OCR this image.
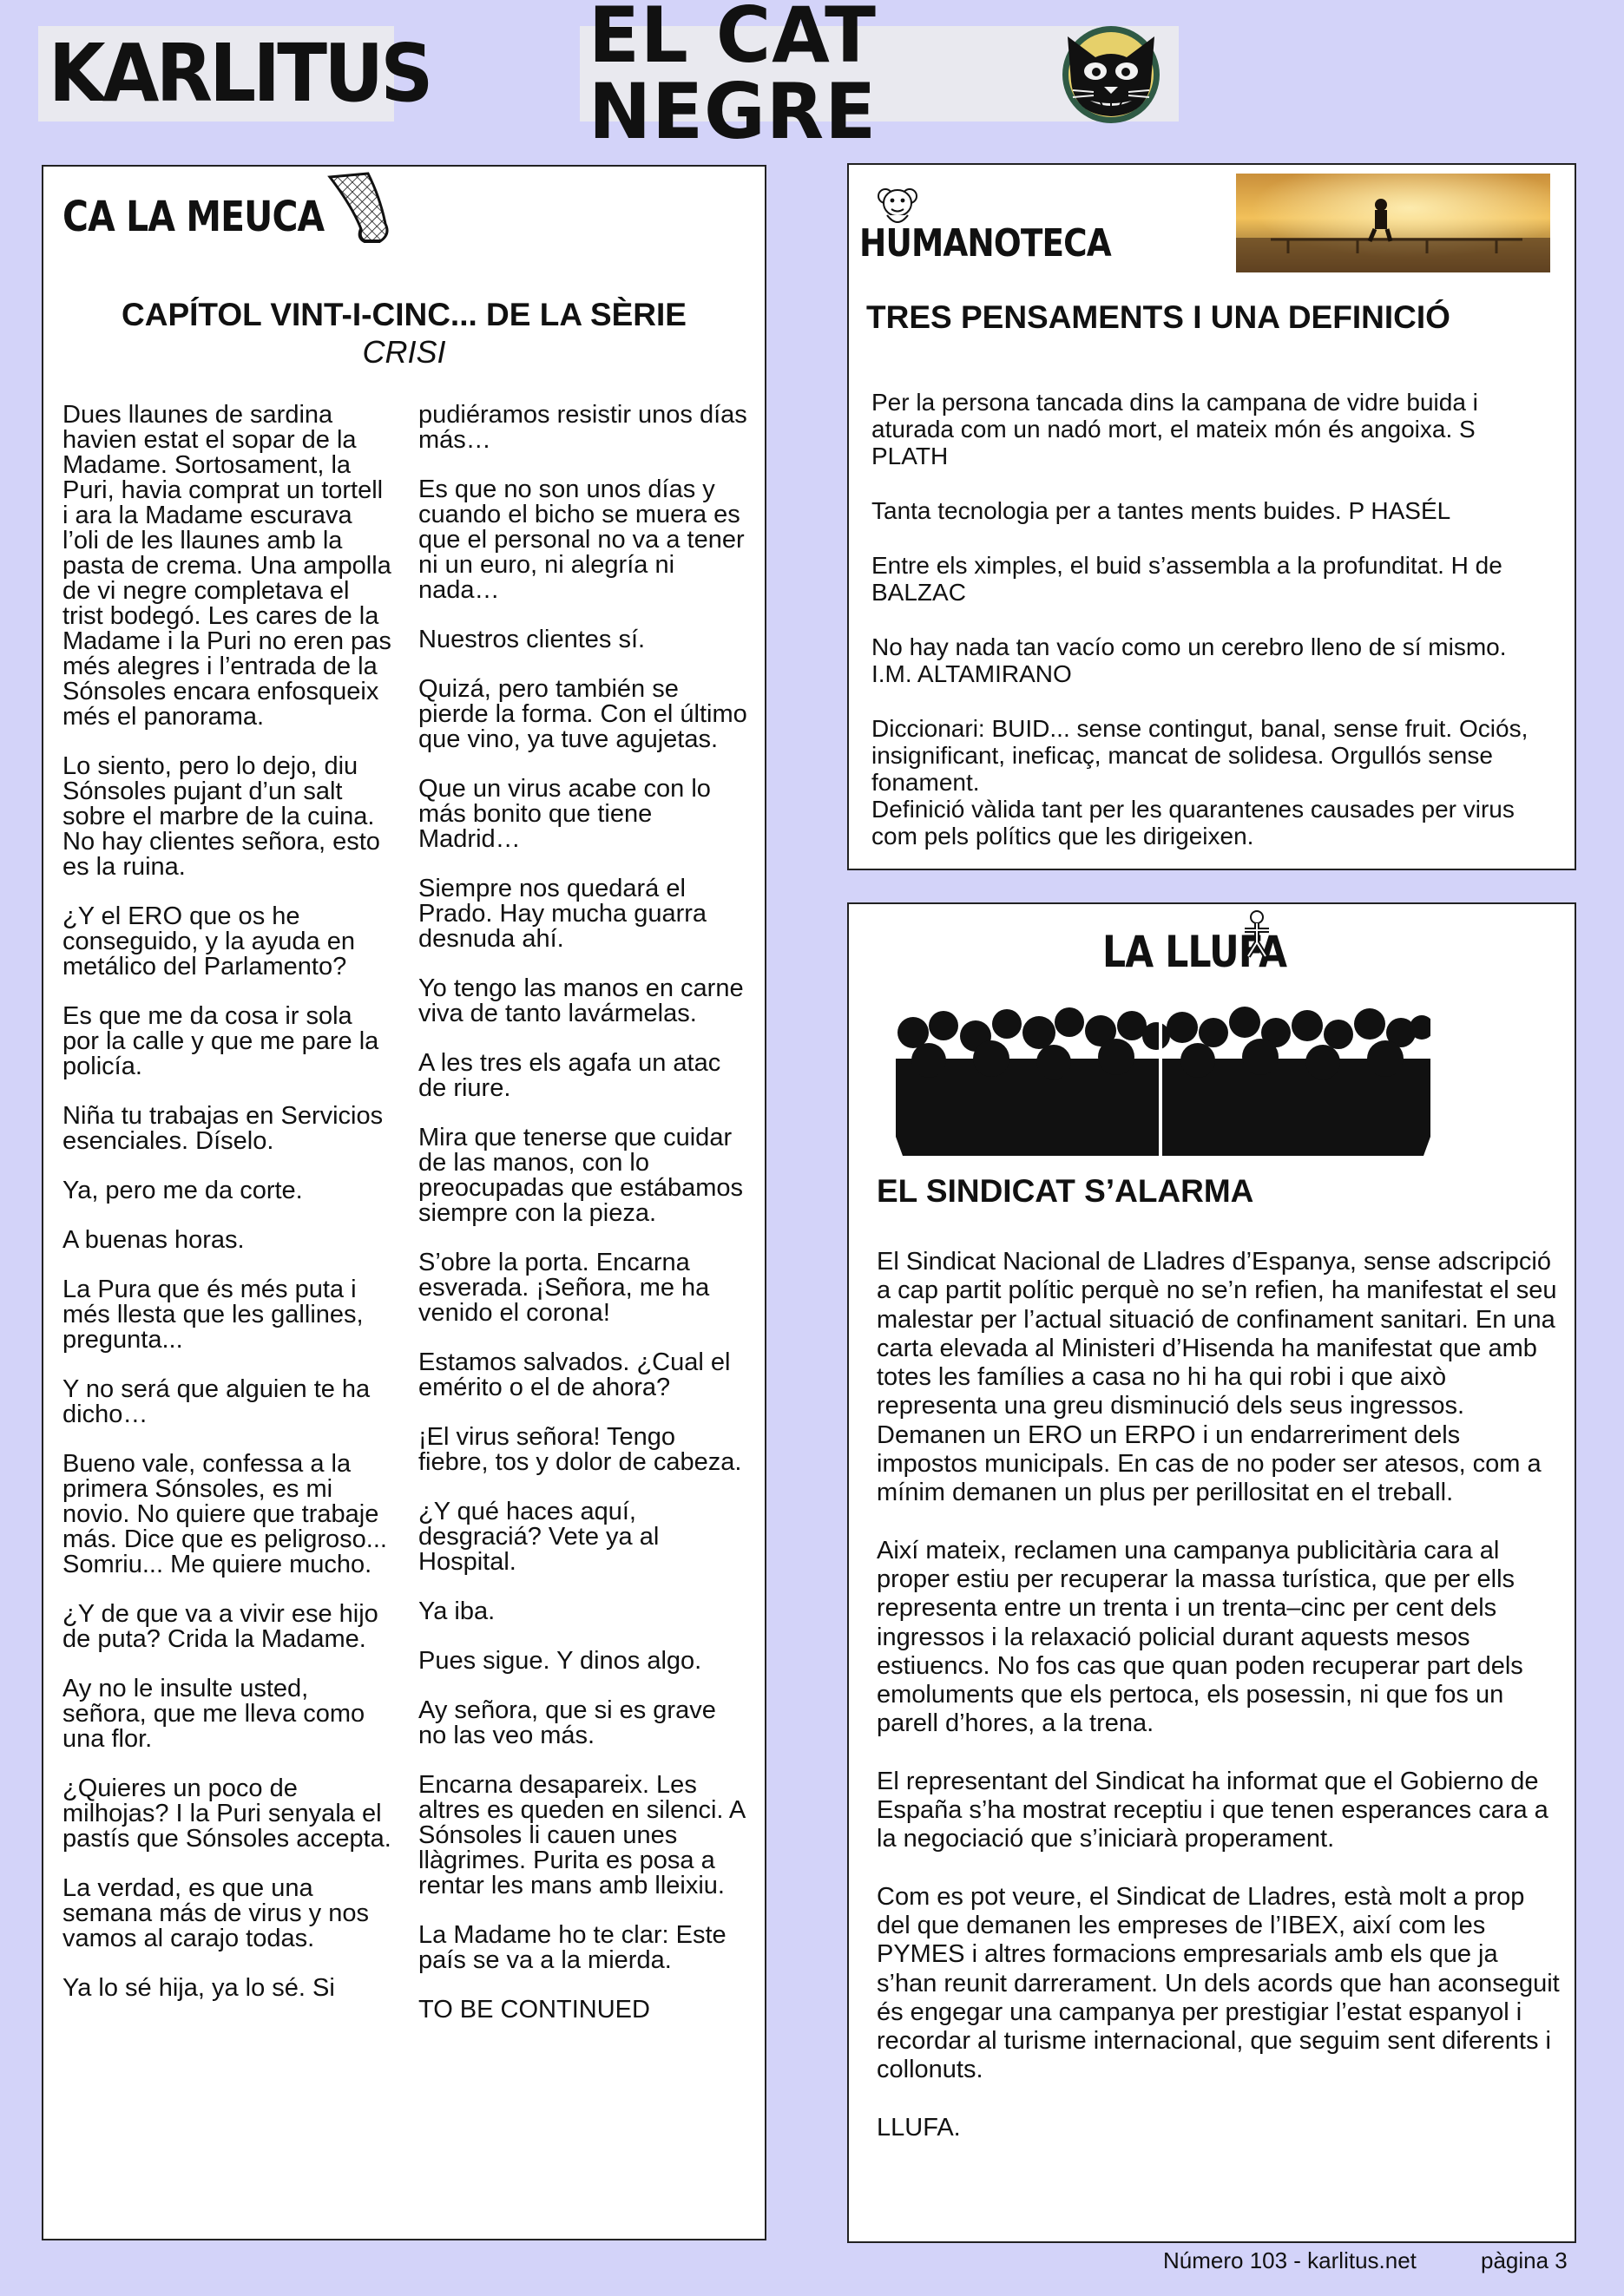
KARLITUS EL CAT NEGRE
CA LA MEUCA
CAPÍTOL VINT-I-CINC... DE LA SÈRIE
CRISI

Dues llaunes de sardina havien estat el sopar de la Madame. Sortosament, la Puri, havia comprat un tortell i ara la Madame escurava l’oli de les llaunes amb la pasta de crema. Una ampolla de vi negre completava el trist bodegó. Les cares de la Madame i la Puri no eren pas més alegres i l’entrada de la Sónsoles encara enfosqueix més el panorama.

Lo siento, pero lo dejo, diu Sónsoles pujant d’un salt sobre el marbre de la cuina. No hay clientes señora, esto es la ruina.

¿Y el ERO que os he conseguido, y la ayuda en metálico del Parlamento?

Es que me da cosa ir sola por la calle y que me pare la policía.

Niña tu trabajas en Servicios esenciales. Díselo.

Ya, pero me da corte.

A buenas horas.

La Pura que és més puta i més llesta que les gallines, pregunta...

Y no será que alguien te ha dicho…

Bueno vale, confessa a la primera Sónsoles, es mi novio. No quiere que trabaje más. Dice que es peligroso... Somriu... Me quiere mucho.

¿Y de que va a vivir ese hijo de puta? Crida la Madame.

Ay no le insulte usted, señora, que me lleva como una flor.

¿Quieres un poco de milhojas? I la Puri senyala el pastís que Sónsoles accepta.

La verdad, es que una semana más de virus y nos vamos al carajo todas.

Ya lo sé hija, ya lo sé. Si

pudiéramos resistir unos días más…

Es que no son unos días y cuando el bicho se muera es que el personal no va a tener ni un euro, ni alegría ni nada…

Nuestros clientes sí.

Quizá, pero también se pierde la forma. Con el último que vino, ya tuve agujetas.

Que un virus acabe con lo más bonito que tiene Madrid…

Siempre nos quedará el Prado. Hay mucha guarra desnuda ahí.

Yo tengo las manos en carne viva de tanto lavármelas.

A les tres els agafa un atac de riure.

Mira que tenerse que cuidar de las manos, con lo preocupadas que estábamos siempre con la pieza.

S’obre la porta. Encarna esverada. ¡Señora, me ha venido el corona!

Estamos salvados. ¿Cual el emérito o el de ahora?

¡El virus señora! Tengo fiebre, tos y dolor de cabeza.

¿Y qué haces aquí, desgraciá? Vete ya al Hospital.

Ya iba.

Pues sigue. Y dinos algo.

Ay señora, que si es grave no las veo más.

Encarna desapareix. Les altres es queden en silenci. A Sónsoles li cauen unes llàgrimes. Purita es posa a rentar les mans amb lleixiu.

La Madame ho te clar: Este país se va a la mierda.

TO BE CONTINUED

HUMANOTECA
TRES PENSAMENTS I UNA DEFINICIÓ

Per la persona tancada dins la campana de vidre buida i aturada com un nadó mort, el mateix món és angoixa. S PLATH

Tanta tecnologia per a tantes ments buides. P HASÉL

Entre els ximples, el buid s’assembla a la profunditat. H de BALZAC

No hay nada tan vacío como un cerebro lleno de sí mismo. I.M. ALTAMIRANO

Diccionari: BUID... sense contingut, banal, sense fruit. Ociós, insignificant, ineficaç, mancat de solidesa. Orgullós sense fonament.

Definició vàlida tant per les quarantenes causades per virus com pels polítics que les dirigeixen.

LA LLUFA
EL SINDICAT S’ALARMA

El Sindicat Nacional de Lladres d’Espanya, sense adscripció a cap partit polític perquè no se’n refien, ha manifestat el seu malestar per l’actual situació de confinament sanitari. En una carta elevada al Ministeri d’Hisenda ha manifestat que amb totes les famílies a casa no hi ha qui robi i que això representa una greu disminució dels seus ingressos. Demanen un ERO un ERPO i un endarreriment dels impostos municipals. En cas de no poder ser atesos, com a mínim demanen un plus per perillositat en el treball.

Així mateix, reclamen una campanya publicitària cara al proper estiu per recuperar la massa turística, que per ells representa entre un trenta i un trenta–cinc per cent dels ingressos i la relaxació policial durant aquests mesos estiuencs. No fos cas que quan poden recuperar part dels emoluments que els pertoca, els posessin, ni que fos un parell d’hores, a la trena.

El representant del Sindicat ha informat que el Gobierno de España s’ha mostrat receptiu i que tenen esperances cara a la negociació que s’iniciarà properament.

Com es pot veure, el Sindicat de Lladres, està molt a prop del que demanen les empreses de l’IBEX, així com les PYMES i altres formacions empresarials amb els que ja s’han reunit darrerament. Un dels acords que han aconseguit és engegar una campanya per prestigiar l’estat espanyol i recordar al turisme internacional, que seguim sent diferents i collonuts.

LLUFA.

Número 103 - karlitus.net	pàgina 3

========================================================================

#### Task brief:
Each line in the data that holds the string "como" must be returned.

#### The answer:
Ay no le insulte usted, señora, que me lleva como una flor.
No hay nada tan vacío como un cerebro lleno de sí mismo. I.M. ALTAMIRANO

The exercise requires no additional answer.